■ YOUR OBJECTIVE
Exclude the pictures, then copy all remaining records exactly.

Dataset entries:
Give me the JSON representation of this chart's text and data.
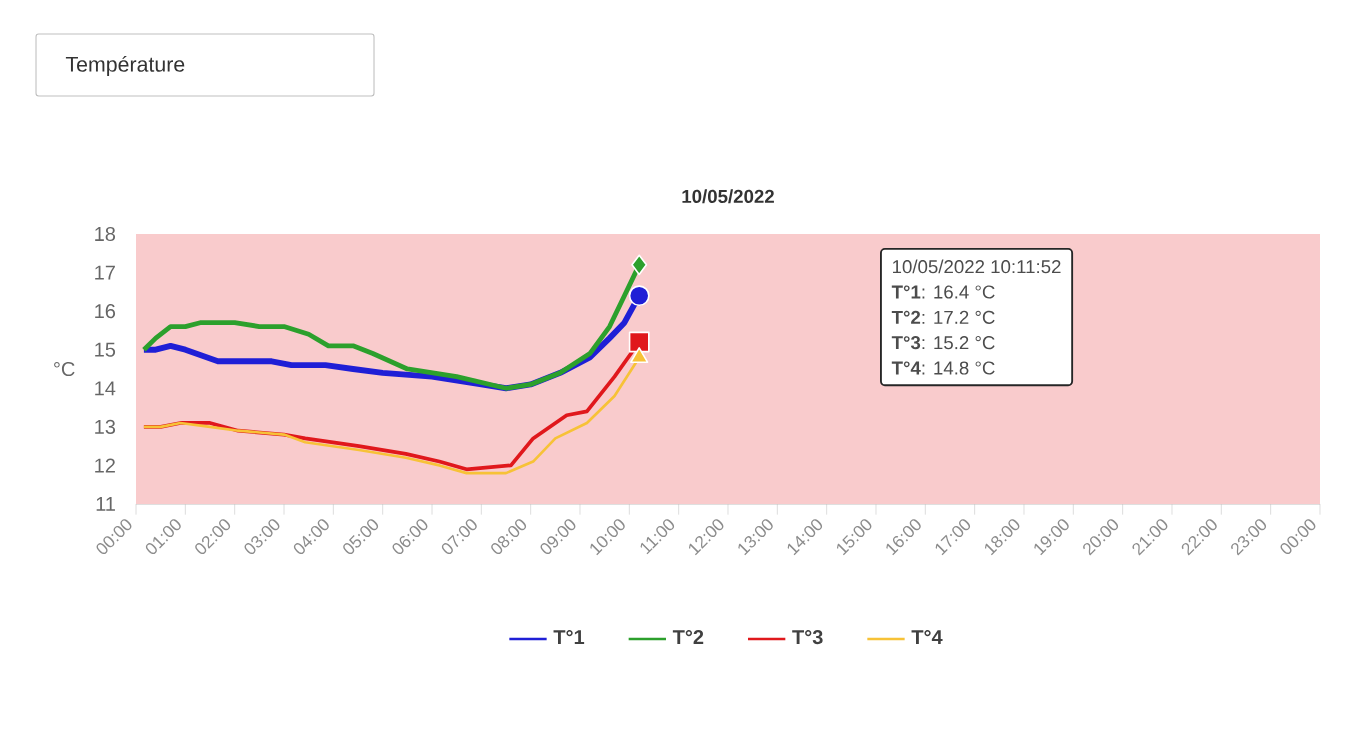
{
  "chart_data": {
    "type": "line",
    "title": "10/05/2022",
    "ylabel": "°C",
    "annotations": [
      "Température",
      "10/05/2022 10:11:52",
      "**T°1**: 16.4 °C",
      "**T°2**: 17.2 °C",
      "**T°3**: 15.2 °C",
      "**T°4**: 14.8 °C"
    ],
    "xlim": [
      0,
      24
    ],
    "ylim": [
      11,
      18
    ],
    "xticks": [
      {
        "value": 0,
        "label": "00:00"
      },
      {
        "value": 1,
        "label": "01:00"
      },
      {
        "value": 2,
        "label": "02:00"
      },
      {
        "value": 3,
        "label": "03:00"
      },
      {
        "value": 4,
        "label": "04:00"
      },
      {
        "value": 5,
        "label": "05:00"
      },
      {
        "value": 6,
        "label": "06:00"
      },
      {
        "value": 7,
        "label": "07:00"
      },
      {
        "value": 8,
        "label": "08:00"
      },
      {
        "value": 9,
        "label": "09:00"
      },
      {
        "value": 10,
        "label": "10:00"
      },
      {
        "value": 11,
        "label": "11:00"
      },
      {
        "value": 12,
        "label": "12:00"
      },
      {
        "value": 13,
        "label": "13:00"
      },
      {
        "value": 14,
        "label": "14:00"
      },
      {
        "value": 15,
        "label": "15:00"
      },
      {
        "value": 16,
        "label": "16:00"
      },
      {
        "value": 17,
        "label": "17:00"
      },
      {
        "value": 18,
        "label": "18:00"
      },
      {
        "value": 19,
        "label": "19:00"
      },
      {
        "value": 20,
        "label": "20:00"
      },
      {
        "value": 21,
        "label": "21:00"
      },
      {
        "value": 22,
        "label": "22:00"
      },
      {
        "value": 23,
        "label": "23:00"
      },
      {
        "value": 24,
        "label": "00:00"
      }
    ],
    "yticks": [
      11,
      12,
      13,
      14,
      15,
      16,
      17,
      18
    ],
    "bands": [
      {
        "axis": "y",
        "from": 11,
        "to": 18,
        "color": "#f9cbcc"
      }
    ],
    "legend": "bottom",
    "series": [
      {
        "name": "T°1",
        "color": "#1f1fd6",
        "x": [
          0.16,
          0.4,
          0.7,
          1.0,
          1.66,
          2.75,
          3.15,
          3.84,
          4.4,
          5.0,
          6.0,
          7.0,
          7.5,
          8.0,
          8.6,
          9.2,
          9.6,
          9.9,
          10.2
        ],
        "values": [
          15.0,
          15.0,
          15.1,
          15.0,
          14.7,
          14.7,
          14.6,
          14.6,
          14.5,
          14.4,
          14.3,
          14.1,
          14.0,
          14.1,
          14.4,
          14.8,
          15.3,
          15.7,
          16.4
        ]
      },
      {
        "name": "T°2",
        "color": "#2ca02c",
        "x": [
          0.16,
          0.4,
          0.7,
          1.0,
          1.3,
          2.0,
          2.5,
          3.0,
          3.5,
          3.9,
          4.4,
          4.8,
          5.5,
          6.5,
          7.5,
          8.0,
          8.6,
          9.2,
          9.6,
          9.9,
          10.2
        ],
        "values": [
          15.0,
          15.3,
          15.6,
          15.6,
          15.7,
          15.7,
          15.6,
          15.6,
          15.4,
          15.1,
          15.1,
          14.9,
          14.5,
          14.3,
          14.0,
          14.1,
          14.4,
          14.9,
          15.6,
          16.4,
          17.2
        ]
      },
      {
        "name": "T°3",
        "color": "#e0181c",
        "x": [
          0.16,
          0.5,
          0.9,
          1.5,
          2.07,
          3.0,
          3.43,
          4.52,
          5.47,
          6.15,
          6.7,
          7.6,
          8.05,
          8.73,
          9.14,
          9.7,
          10.2
        ],
        "values": [
          13.0,
          13.0,
          13.1,
          13.1,
          12.9,
          12.8,
          12.7,
          12.5,
          12.3,
          12.1,
          11.9,
          12.0,
          12.7,
          13.3,
          13.4,
          14.3,
          15.2
        ]
      },
      {
        "name": "T°4",
        "color": "#f7c237",
        "x": [
          0.16,
          0.5,
          0.9,
          1.5,
          2.07,
          3.0,
          3.43,
          4.52,
          5.47,
          6.15,
          6.7,
          7.5,
          8.05,
          8.5,
          9.14,
          9.7,
          10.2
        ],
        "values": [
          13.0,
          13.0,
          13.1,
          13.0,
          12.9,
          12.8,
          12.6,
          12.4,
          12.2,
          12.0,
          11.8,
          11.8,
          12.1,
          12.7,
          13.1,
          13.8,
          14.8
        ]
      },
      {
        "type": "scatter",
        "color": "#1f1fd6",
        "marker": "circle",
        "x": [
          10.2
        ],
        "values": [
          16.4
        ]
      },
      {
        "type": "scatter",
        "color": "#2ca02c",
        "marker": "diamond",
        "x": [
          10.2
        ],
        "values": [
          17.2
        ]
      },
      {
        "type": "scatter",
        "color": "#e0181c",
        "marker": "square",
        "x": [
          10.2
        ],
        "values": [
          15.2
        ]
      },
      {
        "type": "scatter",
        "color": "#f7c237",
        "marker": "triangle",
        "x": [
          10.2
        ],
        "values": [
          14.8
        ]
      }
    ]
  }
}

■ RESPONSE
Give me the JSON representation of this chart's text and data.
{
  "chart_data": {
    "type": "line",
    "title": "10/05/2022",
    "ylabel": "°C",
    "annotations": [
      "Température",
      "10/05/2022 10:11:52",
      "**T°1**: 16.4 °C",
      "**T°2**: 17.2 °C",
      "**T°3**: 15.2 °C",
      "**T°4**: 14.8 °C"
    ],
    "xlim": [
      0,
      24
    ],
    "ylim": [
      11,
      18
    ],
    "xticks": [
      {
        "value": 0,
        "label": "00:00"
      },
      {
        "value": 1,
        "label": "01:00"
      },
      {
        "value": 2,
        "label": "02:00"
      },
      {
        "value": 3,
        "label": "03:00"
      },
      {
        "value": 4,
        "label": "04:00"
      },
      {
        "value": 5,
        "label": "05:00"
      },
      {
        "value": 6,
        "label": "06:00"
      },
      {
        "value": 7,
        "label": "07:00"
      },
      {
        "value": 8,
        "label": "08:00"
      },
      {
        "value": 9,
        "label": "09:00"
      },
      {
        "value": 10,
        "label": "10:00"
      },
      {
        "value": 11,
        "label": "11:00"
      },
      {
        "value": 12,
        "label": "12:00"
      },
      {
        "value": 13,
        "label": "13:00"
      },
      {
        "value": 14,
        "label": "14:00"
      },
      {
        "value": 15,
        "label": "15:00"
      },
      {
        "value": 16,
        "label": "16:00"
      },
      {
        "value": 17,
        "label": "17:00"
      },
      {
        "value": 18,
        "label": "18:00"
      },
      {
        "value": 19,
        "label": "19:00"
      },
      {
        "value": 20,
        "label": "20:00"
      },
      {
        "value": 21,
        "label": "21:00"
      },
      {
        "value": 22,
        "label": "22:00"
      },
      {
        "value": 23,
        "label": "23:00"
      },
      {
        "value": 24,
        "label": "00:00"
      }
    ],
    "yticks": [
      11,
      12,
      13,
      14,
      15,
      16,
      17,
      18
    ],
    "bands": [
      {
        "axis": "y",
        "from": 11,
        "to": 18,
        "color": "#f9cbcc"
      }
    ],
    "legend": "bottom",
    "series": [
      {
        "name": "T°1",
        "color": "#1f1fd6",
        "x": [
          0.16,
          0.4,
          0.7,
          1.0,
          1.66,
          2.75,
          3.15,
          3.84,
          4.4,
          5.0,
          6.0,
          7.0,
          7.5,
          8.0,
          8.6,
          9.2,
          9.6,
          9.9,
          10.2
        ],
        "values": [
          15.0,
          15.0,
          15.1,
          15.0,
          14.7,
          14.7,
          14.6,
          14.6,
          14.5,
          14.4,
          14.3,
          14.1,
          14.0,
          14.1,
          14.4,
          14.8,
          15.3,
          15.7,
          16.4
        ]
      },
      {
        "name": "T°2",
        "color": "#2ca02c",
        "x": [
          0.16,
          0.4,
          0.7,
          1.0,
          1.3,
          2.0,
          2.5,
          3.0,
          3.5,
          3.9,
          4.4,
          4.8,
          5.5,
          6.5,
          7.5,
          8.0,
          8.6,
          9.2,
          9.6,
          9.9,
          10.2
        ],
        "values": [
          15.0,
          15.3,
          15.6,
          15.6,
          15.7,
          15.7,
          15.6,
          15.6,
          15.4,
          15.1,
          15.1,
          14.9,
          14.5,
          14.3,
          14.0,
          14.1,
          14.4,
          14.9,
          15.6,
          16.4,
          17.2
        ]
      },
      {
        "name": "T°3",
        "color": "#e0181c",
        "x": [
          0.16,
          0.5,
          0.9,
          1.5,
          2.07,
          3.0,
          3.43,
          4.52,
          5.47,
          6.15,
          6.7,
          7.6,
          8.05,
          8.73,
          9.14,
          9.7,
          10.2
        ],
        "values": [
          13.0,
          13.0,
          13.1,
          13.1,
          12.9,
          12.8,
          12.7,
          12.5,
          12.3,
          12.1,
          11.9,
          12.0,
          12.7,
          13.3,
          13.4,
          14.3,
          15.2
        ]
      },
      {
        "name": "T°4",
        "color": "#f7c237",
        "x": [
          0.16,
          0.5,
          0.9,
          1.5,
          2.07,
          3.0,
          3.43,
          4.52,
          5.47,
          6.15,
          6.7,
          7.5,
          8.05,
          8.5,
          9.14,
          9.7,
          10.2
        ],
        "values": [
          13.0,
          13.0,
          13.1,
          13.0,
          12.9,
          12.8,
          12.6,
          12.4,
          12.2,
          12.0,
          11.8,
          11.8,
          12.1,
          12.7,
          13.1,
          13.8,
          14.8
        ]
      },
      {
        "type": "scatter",
        "color": "#1f1fd6",
        "marker": "circle",
        "x": [
          10.2
        ],
        "values": [
          16.4
        ]
      },
      {
        "type": "scatter",
        "color": "#2ca02c",
        "marker": "diamond",
        "x": [
          10.2
        ],
        "values": [
          17.2
        ]
      },
      {
        "type": "scatter",
        "color": "#e0181c",
        "marker": "square",
        "x": [
          10.2
        ],
        "values": [
          15.2
        ]
      },
      {
        "type": "scatter",
        "color": "#f7c237",
        "marker": "triangle",
        "x": [
          10.2
        ],
        "values": [
          14.8
        ]
      }
    ]
  }
}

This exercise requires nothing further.